◆ **DOCUMENT EXCERPT**
··········
Monday, December 21, 2009

Fear and Forgiveness

Out of the depths I cry to You, O Lord;
O Lord, hear my voice.
Let Your ears be attentive
to my cry for mercy.
If You, O Lord, kept a record of sins,
O Lord, who could stand?
But with You there is forgiveness;
therefore You are feared.

Psalm 130:1-4

"With You there is forgiveness; therefore You are feared."

What does that mean?

In our culture, forgiveness and fear are mutually exclusive, and fear of the Lord is something that people dodge, avoid and even deny.

So how do we make sense of a statement like this?

"With You there is forgiveness; therefore You are feared."

The first thing we need to realize is something we miss all the time: The Christian life is not all about us. It is all about God. It is not about what we get, but about what He has given. It is not about where we stand in relation to our eternal destiny, but about where we stand with relation to our eternal God.

Man-centered theology is so prevalent that we embrace it even as we decry it. We hear the terms "man-centered theology" and "God-centered theology" and we know that God-centered must be better than man-centered. We might even say something about this. But we are so immersed in the man-centered that we cannot even imagine what God-centered is.

This may seem like a tangent, but bear with me: I think Disney's "Little Mermaid" movie is among the worst movies ever made. (Thematically, I mean; it has very cute music, which is a very dangerous thing, indeed.) It has the most destructive message I have ever seen in a movie, but it typifies the American attitude, an attitude that has sadly pervaded the church.
··········
◆ **RECORDED INFORMATION**
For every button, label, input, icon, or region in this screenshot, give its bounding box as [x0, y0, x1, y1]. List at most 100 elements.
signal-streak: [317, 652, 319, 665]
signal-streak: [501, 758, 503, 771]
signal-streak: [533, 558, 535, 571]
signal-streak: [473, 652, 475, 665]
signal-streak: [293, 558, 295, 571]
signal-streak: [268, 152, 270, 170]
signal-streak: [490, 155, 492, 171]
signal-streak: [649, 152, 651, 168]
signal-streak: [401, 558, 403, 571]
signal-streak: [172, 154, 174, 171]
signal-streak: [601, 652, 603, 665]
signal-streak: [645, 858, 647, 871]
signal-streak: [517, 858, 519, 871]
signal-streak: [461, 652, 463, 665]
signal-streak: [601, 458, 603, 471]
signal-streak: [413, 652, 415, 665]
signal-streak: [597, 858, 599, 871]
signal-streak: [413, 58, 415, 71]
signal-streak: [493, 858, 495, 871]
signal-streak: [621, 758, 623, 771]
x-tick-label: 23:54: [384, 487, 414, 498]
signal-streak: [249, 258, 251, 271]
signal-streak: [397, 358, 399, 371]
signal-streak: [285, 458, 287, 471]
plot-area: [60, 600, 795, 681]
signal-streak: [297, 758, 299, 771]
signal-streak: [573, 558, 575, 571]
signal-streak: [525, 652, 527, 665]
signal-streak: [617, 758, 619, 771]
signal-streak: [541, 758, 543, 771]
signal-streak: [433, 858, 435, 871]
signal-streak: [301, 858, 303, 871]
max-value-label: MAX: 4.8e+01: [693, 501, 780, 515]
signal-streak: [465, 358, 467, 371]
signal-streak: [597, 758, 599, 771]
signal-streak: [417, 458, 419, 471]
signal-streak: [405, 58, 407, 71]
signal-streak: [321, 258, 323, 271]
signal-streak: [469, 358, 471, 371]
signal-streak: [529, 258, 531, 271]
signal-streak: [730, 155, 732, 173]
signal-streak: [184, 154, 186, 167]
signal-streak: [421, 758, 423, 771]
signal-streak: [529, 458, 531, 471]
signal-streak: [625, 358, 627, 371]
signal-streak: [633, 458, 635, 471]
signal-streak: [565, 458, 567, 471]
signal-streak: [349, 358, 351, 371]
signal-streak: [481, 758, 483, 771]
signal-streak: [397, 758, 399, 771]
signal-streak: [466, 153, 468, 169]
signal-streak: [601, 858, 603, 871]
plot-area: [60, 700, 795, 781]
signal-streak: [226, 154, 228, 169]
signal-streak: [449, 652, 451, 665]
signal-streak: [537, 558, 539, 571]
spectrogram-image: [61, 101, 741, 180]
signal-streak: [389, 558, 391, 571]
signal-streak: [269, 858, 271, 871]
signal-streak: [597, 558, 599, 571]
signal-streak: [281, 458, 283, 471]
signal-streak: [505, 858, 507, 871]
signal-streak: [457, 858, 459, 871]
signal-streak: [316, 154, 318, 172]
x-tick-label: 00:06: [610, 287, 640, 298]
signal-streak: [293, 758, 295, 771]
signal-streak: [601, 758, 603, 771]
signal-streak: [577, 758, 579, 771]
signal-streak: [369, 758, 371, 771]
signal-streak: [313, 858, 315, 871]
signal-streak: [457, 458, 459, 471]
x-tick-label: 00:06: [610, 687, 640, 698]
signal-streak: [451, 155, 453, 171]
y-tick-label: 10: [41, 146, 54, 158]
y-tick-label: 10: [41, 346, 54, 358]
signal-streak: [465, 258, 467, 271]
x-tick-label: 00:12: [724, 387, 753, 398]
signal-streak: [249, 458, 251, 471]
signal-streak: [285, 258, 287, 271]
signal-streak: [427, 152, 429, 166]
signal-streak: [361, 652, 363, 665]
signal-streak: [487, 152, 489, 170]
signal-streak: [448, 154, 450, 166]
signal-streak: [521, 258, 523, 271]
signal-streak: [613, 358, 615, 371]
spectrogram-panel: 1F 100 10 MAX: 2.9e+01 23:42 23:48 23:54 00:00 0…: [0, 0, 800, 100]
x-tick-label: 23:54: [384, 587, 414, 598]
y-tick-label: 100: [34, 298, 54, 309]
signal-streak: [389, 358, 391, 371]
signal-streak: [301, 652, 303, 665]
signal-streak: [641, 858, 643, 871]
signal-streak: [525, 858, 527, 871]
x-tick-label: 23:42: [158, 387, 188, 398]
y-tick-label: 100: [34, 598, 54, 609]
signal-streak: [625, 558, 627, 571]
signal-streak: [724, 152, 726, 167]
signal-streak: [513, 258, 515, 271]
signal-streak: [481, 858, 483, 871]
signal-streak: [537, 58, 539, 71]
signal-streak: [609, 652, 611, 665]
··········
◆ **COMPLETE THE FOLLOWING**
1. Which Disney movie does the Fear and Forgiveness devotional call among the worst ever made?
2. Reproduce the stretch of the Fear and Forgiveness devotional from "But with You" through "statement like this?", word for word.
3. Write the next part of the Fear and Forgiveness devotional, starting after its final sentence.
The records are separate from the Fear and Forgiveness devotional.

◆ **ANSWERS BY TASK**
1. Disney's "Little Mermaid."

2.
But with You there is forgiveness;
therefore You are feared.

Psalm 130:1-4

"With You there is forgiveness; therefore You are feared."

What does that mean?

In our culture, forgiveness and fear are mutually exclusive, and fear of the Lord is something that people dodge, avoid and even deny.

So how do we make sense of a statement like this?

3.
Think about it: Ariel's father gives her good instruction on how to live and be safe. Ariel is dissatisfied with all that her loving father has offered her and must have more (ummm... doesn't this sound a little like Eve in the garden of Eden?). She has been sternly warned not to go above sea level onto land, warned for her own good, by her father who loves her and does not want anything bad to happen to her.

Ariel heedlessly seeks her own way, selling her most precious gift, her lovely voice, to the sea witch, so she can pursue her lover. Why? Because she wants to. She wants her own way, and she takes it, breaking rules and disobeying all the way.

In the end, she gets herself into a terrible, deathly predicament. And what happens? Her father Triton appears and nearly dies while fighting to save her life (which, I remind you, is in danger precisely because she disobeyed her father). And after he saves her and appears Disney-esquely alive after seeming to be dead? She says, "O Papa, I am so sorry I disobeyed you! Will you please forgive me and take me home to the kingdom?" Oh no. Oh, heavens, no!

In the end, King Triton apologizes to his daughter because he was a mean father and did not give her her way. And she gets her way, along with everything she had demanded all along, and everyone lives happily ever after. I was literally spitting mad the first time (possibly the only time) I watched this movie. I never let my children watch it, although I expect that they saw it somewhere.

Sadly, this warped morality is exactly how many people see God and the Christian life. They think the Old Testament Law is like King Triton's rules for his daughters, mean and unreasonable (though possibly meant for good at the time). We are like Ariel, longing for freedom from rules and regulations. Jesus came and died for our sins so that we can have what they call "Freedom in Christ," and thereafter we are free to sin, because we have been forgiven, and God, something like King Triton at the end of "The Little Mermaid," is sorry that He ever placed such a burden as Old Testament Law on us.  Did you see that?  In the last sentence?  The supposition is that God is sorry.

With a paradigm like this, it's no wonder we can't understand a verse like, "But with You there is forgiveness; therefore You are feared."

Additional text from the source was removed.